» Data records
--- start ---

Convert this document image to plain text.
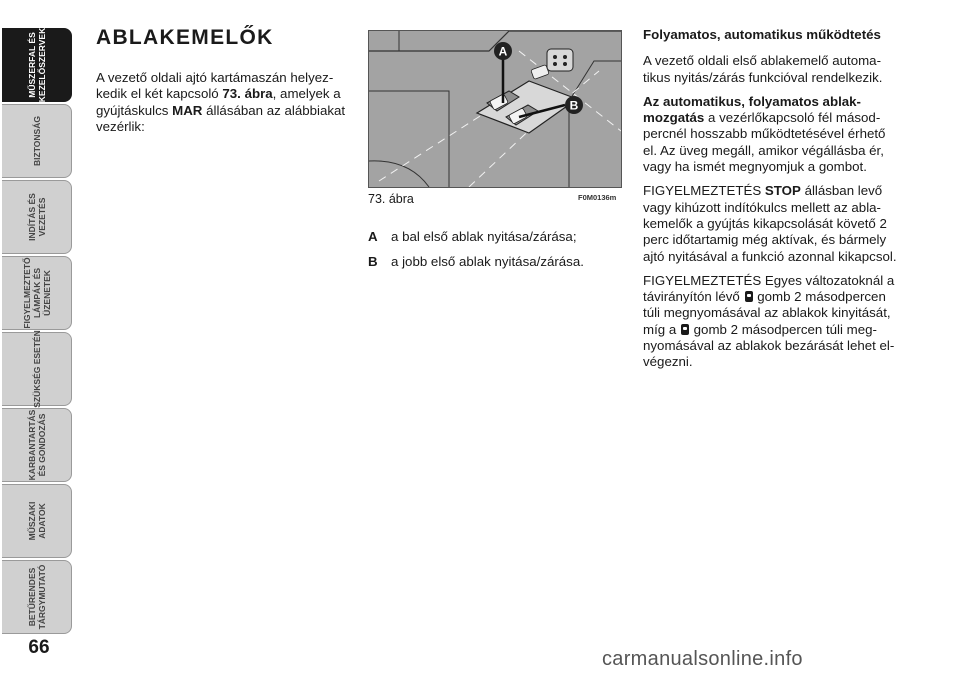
MŰSZERFAL ÉS
KEZELŐSZERVEK
BIZTONSÁG
INDÍTÁS ÉS
VEZETÉS
FIGYELMEZTETŐ
LÁMPÁK ÉS
ÜZENETEK
SZÜKSÉG ESETÉN
KARBANTARTÁS
ÉS GONDOZÁS
MŰSZAKI
ADATOK
BETŰRENDES
TÁRGYMUTATÓ
66
ABLAKEMELŐK

A vezető oldali ajtó kartámaszán helyez-kedik el két kapcsoló 73. ábra, amelyek a gyújtáskulcs MAR állásában az alábbiakat vezérlik:

A
B
73. ábra	F0M0136m
A	a bal első ablak nyitása/zárása;
B	a jobb első ablak nyitása/zárása.
Folyamatos, automatikus működtetés

A vezető oldali első ablakemelő automa-tikus nyitás/zárás funkcióval rendelkezik.

Az automatikus, folyamatos ablak-mozgatás a vezérlőkapcsoló fél másod-percnél hosszabb működtetésével érhető el. Az üveg megáll, amikor végállásba ér, vagy ha ismét megnyomjuk a gombot.

FIGYELMEZTETÉS STOP állásban levő vagy kihúzott indítókulcs mellett az abla-kemelők a gyújtás kikapcsolását követő 2 perc időtartamig még aktívak, és bármely ajtó nyitásával a funkció azonnal kikapcsol.

FIGYELMEZTETÉS Egyes változatoknál a távirányítón lévő  gomb 2 másodpercen túli megnyomásával az ablakok kinyitását, míg a  gomb 2 másodpercen túli meg-nyomásával az ablakok bezárását lehet el-végezni.

carmanualsonline.info
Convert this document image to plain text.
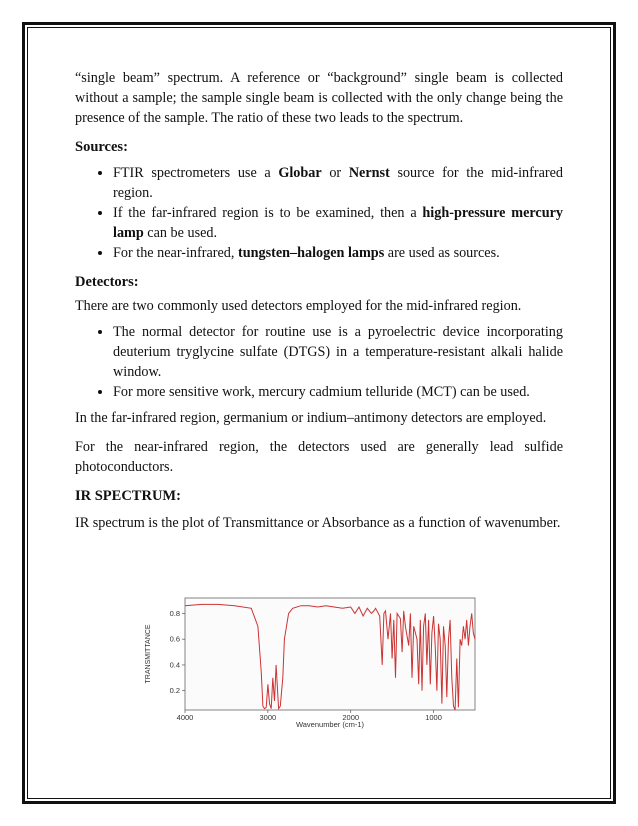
“single beam” spectrum. A reference or “background” single beam is collected without a sample; the sample single beam is collected with the only change being the presence of the sample. The ratio of these two leads to the spectrum.

Sources:
• FTIR spectrometers use a Globar or Nernst source for the mid-infrared region.
• If the far-infrared region is to be examined, then a high-pressure mercury lamp can be used.
• For the near-infrared, tungsten–halogen lamps are used as sources.
Detectors:

There are two commonly used detectors employed for the mid-infrared region.

• The normal detector for routine use is a pyroelectric device incorporating deuterium tryglycine sulfate (DTGS) in a temperature-resistant alkali halide window.
• For more sensitive work, mercury cadmium telluride (MCT) can be used.

In the far-infrared region, germanium or indium–antimony detectors are employed.

For the near-infrared region, the detectors used are generally lead sulfide photoconductors.

IR SPECTRUM:

IR spectrum is the plot of Transmittance or Absorbance as a function of wavenumber.

0.2
0.4
0.6
0.8
4000	3000	2000	1000
TRANSMITTANCE
Wavenumber (cm-1)
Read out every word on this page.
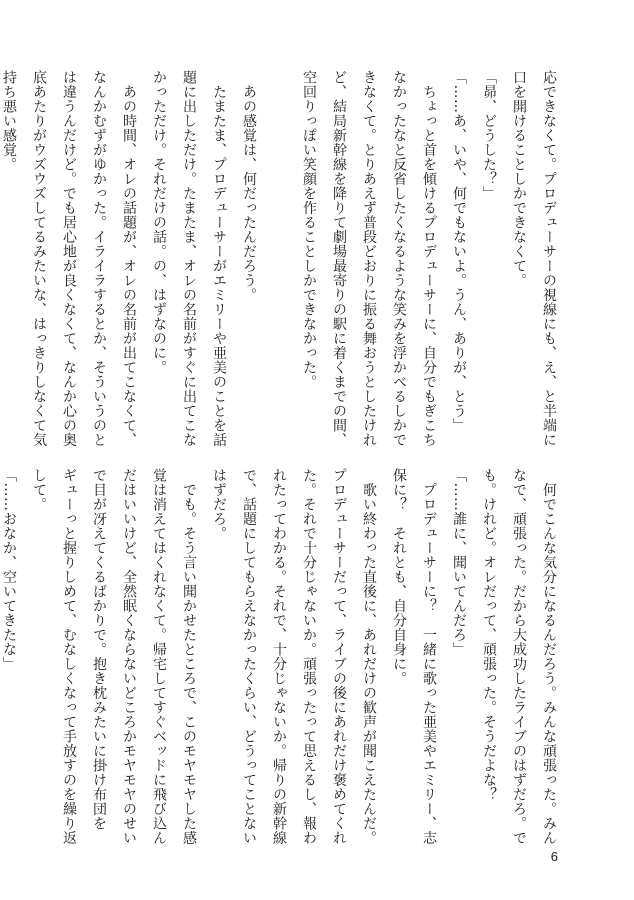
応できなくて。プロデューサーの視線にも、え、と半端に
口を開けることしかできなくて。
「昴、どうした？」
「……あ、いや、何でもないよ。うん、ありが、とう」
　ちょっと首を傾けるプロデューサーに、自分でもぎこち
なかったなと反省したくなるような笑みを浮かべるしかで
きなくて。とりあえず普段どおりに振る舞おうとしたけれ
ど、結局新幹線を降りて劇場最寄りの駅に着くまでの間、
空回りっぽい笑顔を作ることしかできなかった。

　あの感覚は、何だったんだろう。
　たまたま、プロデューサーがエミリーや亜美のことを話
題に出しただけ。たまたま、オレの名前がすぐに出てこな
かっただけ。それだけの話。の、はずなのに。
　あの時間、オレの話題が、オレの名前が出てこなくて、
なんかむずがゆかった。イライラするとか、そういうのと
は違うんだけど。でも居心地が良くなくて、なんか心の奥
底あたりがウズウズしてるみたいな、はっきりしなくて気
持ち悪い感覚。
　何でこんな気分になるんだろう。みんな頑張った。みん
なで、頑張った。だから大成功したライブのはずだろ。で
も。けれど。オレだって、頑張った。そうだよな？
「……誰に、聞いてんだろ」
　プロデューサーに？　一緒に歌った亜美やエミリー、志
保に？　それとも、自分自身に。
　歌い終わった直後に、あれだけの歓声が聞こえたんだ。
プロデューサーだって、ライブの後にあれだけ褒めてくれ
た。それで十分じゃないか。頑張ったって思えるし、報わ
れたってわかる。それで、十分じゃないか。帰りの新幹線
で、話題にしてもらえなかったくらい、どうってことない
はずだろ。
　でも。そう言い聞かせたところで、このモヤモヤした感
覚は消えてはくれなくて。帰宅してすぐベッドに飛び込ん
だはいいけど、全然眠くならないどころかモヤモヤのせい
で目が冴えてくるばかりで。抱き枕みたいに掛け布団を
ギューっと握りしめて、むなしくなって手放すのを繰り返
して。
「……おなか、空いてきたな」
6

--- end ---

» Your instructions
Skipping the pictures, transcribe each line above exactly as it appears.

» The completed task
Convert this document image to plain text.
MŰSZERFAL ÉS
KEZELŐSZERVEK
BIZTONSÁG
INDÍTÁS ÉS
VEZETÉS
FIGYELMEZTETŐ
LÁMPÁK ÉS
ÜZENETEK
SZÜKSÉG ESETÉN
KARBANTARTÁS
ÉS GONDOZÁS
MŰSZAKI
ADATOK
BETŰRENDES
TÁRGYMUTATÓ
66
ABLAKEMELŐK

A vezető oldali ajtó kartámaszán helyez-kedik el két kapcsoló 73. ábra, amelyek a gyújtáskulcs MAR állásában az alábbiakat vezérlik:

A
B
73. ábra	F0M0136m
A	a bal első ablak nyitása/zárása;
B	a jobb első ablak nyitása/zárása.
Folyamatos, automatikus működtetés

A vezető oldali első ablakemelő automa-tikus nyitás/zárás funkcióval rendelkezik.

Az automatikus, folyamatos ablak-mozgatás a vezérlőkapcsoló fél másod-percnél hosszabb működtetésével érhető el. Az üveg megáll, amikor végállásba ér, vagy ha ismét megnyomjuk a gombot.

FIGYELMEZTETÉS STOP állásban levő vagy kihúzott indítókulcs mellett az abla-kemelők a gyújtás kikapcsolását követő 2 perc időtartamig még aktívak, és bármely ajtó nyitásával a funkció azonnal kikapcsol.

FIGYELMEZTETÉS Egyes változatoknál a távirányítón lévő  gomb 2 másodpercen túli megnyomásával az ablakok kinyitását, míg a  gomb 2 másodpercen túli meg-nyomásával az ablakok bezárását lehet el-végezni.

carmanualsonline.info
Convert this document image to plain text.
“single beam” spectrum. A reference or “background” single beam is collected without a sample; the sample single beam is collected with the only change being the presence of the sample. The ratio of these two leads to the spectrum.

Sources:
• FTIR spectrometers use a Globar or Nernst source for the mid-infrared region.
• If the far-infrared region is to be examined, then a high-pressure mercury lamp can be used.
• For the near-infrared, tungsten–halogen lamps are used as sources.
Detectors:

There are two commonly used detectors employed for the mid-infrared region.

• The normal detector for routine use is a pyroelectric device incorporating deuterium tryglycine sulfate (DTGS) in a temperature-resistant alkali halide window.
• For more sensitive work, mercury cadmium telluride (MCT) can be used.

In the far-infrared region, germanium or indium–antimony detectors are employed.

For the near-infrared region, the detectors used are generally lead sulfide photoconductors.

IR SPECTRUM:

IR spectrum is the plot of Transmittance or Absorbance as a function of wavenumber.

0.2
0.4
0.6
0.8
4000	3000	2000	1000
TRANSMITTANCE
Wavenumber (cm-1)
Read out every word on this page.
応できなくて。プロデューサーの視線にも、え、と半端に
口を開けることしかできなくて。
「昴、どうした？」
「……あ、いや、何でもないよ。うん、ありが、とう」
　ちょっと首を傾けるプロデューサーに、自分でもぎこち
なかったなと反省したくなるような笑みを浮かべるしかで
きなくて。とりあえず普段どおりに振る舞おうとしたけれ
ど、結局新幹線を降りて劇場最寄りの駅に着くまでの間、
空回りっぽい笑顔を作ることしかできなかった。

　あの感覚は、何だったんだろう。
　たまたま、プロデューサーがエミリーや亜美のことを話
題に出しただけ。たまたま、オレの名前がすぐに出てこな
かっただけ。それだけの話。の、はずなのに。
　あの時間、オレの話題が、オレの名前が出てこなくて、
なんかむずがゆかった。イライラするとか、そういうのと
は違うんだけど。でも居心地が良くなくて、なんか心の奥
底あたりがウズウズしてるみたいな、はっきりしなくて気
持ち悪い感覚。
　何でこんな気分になるんだろう。みんな頑張った。みん
なで、頑張った。だから大成功したライブのはずだろ。で
も。けれど。オレだって、頑張った。そうだよな？
「……誰に、聞いてんだろ」
　プロデューサーに？　一緒に歌った亜美やエミリー、志
保に？　それとも、自分自身に。
　歌い終わった直後に、あれだけの歓声が聞こえたんだ。
プロデューサーだって、ライブの後にあれだけ褒めてくれ
た。それで十分じゃないか。頑張ったって思えるし、報わ
れたってわかる。それで、十分じゃないか。帰りの新幹線
で、話題にしてもらえなかったくらい、どうってことない
はずだろ。
　でも。そう言い聞かせたところで、このモヤモヤした感
覚は消えてはくれなくて。帰宅してすぐベッドに飛び込ん
だはいいけど、全然眠くならないどころかモヤモヤのせい
で目が冴えてくるばかりで。抱き枕みたいに掛け布団を
ギューっと握りしめて、むなしくなって手放すのを繰り返
して。
「……おなか、空いてきたな」
6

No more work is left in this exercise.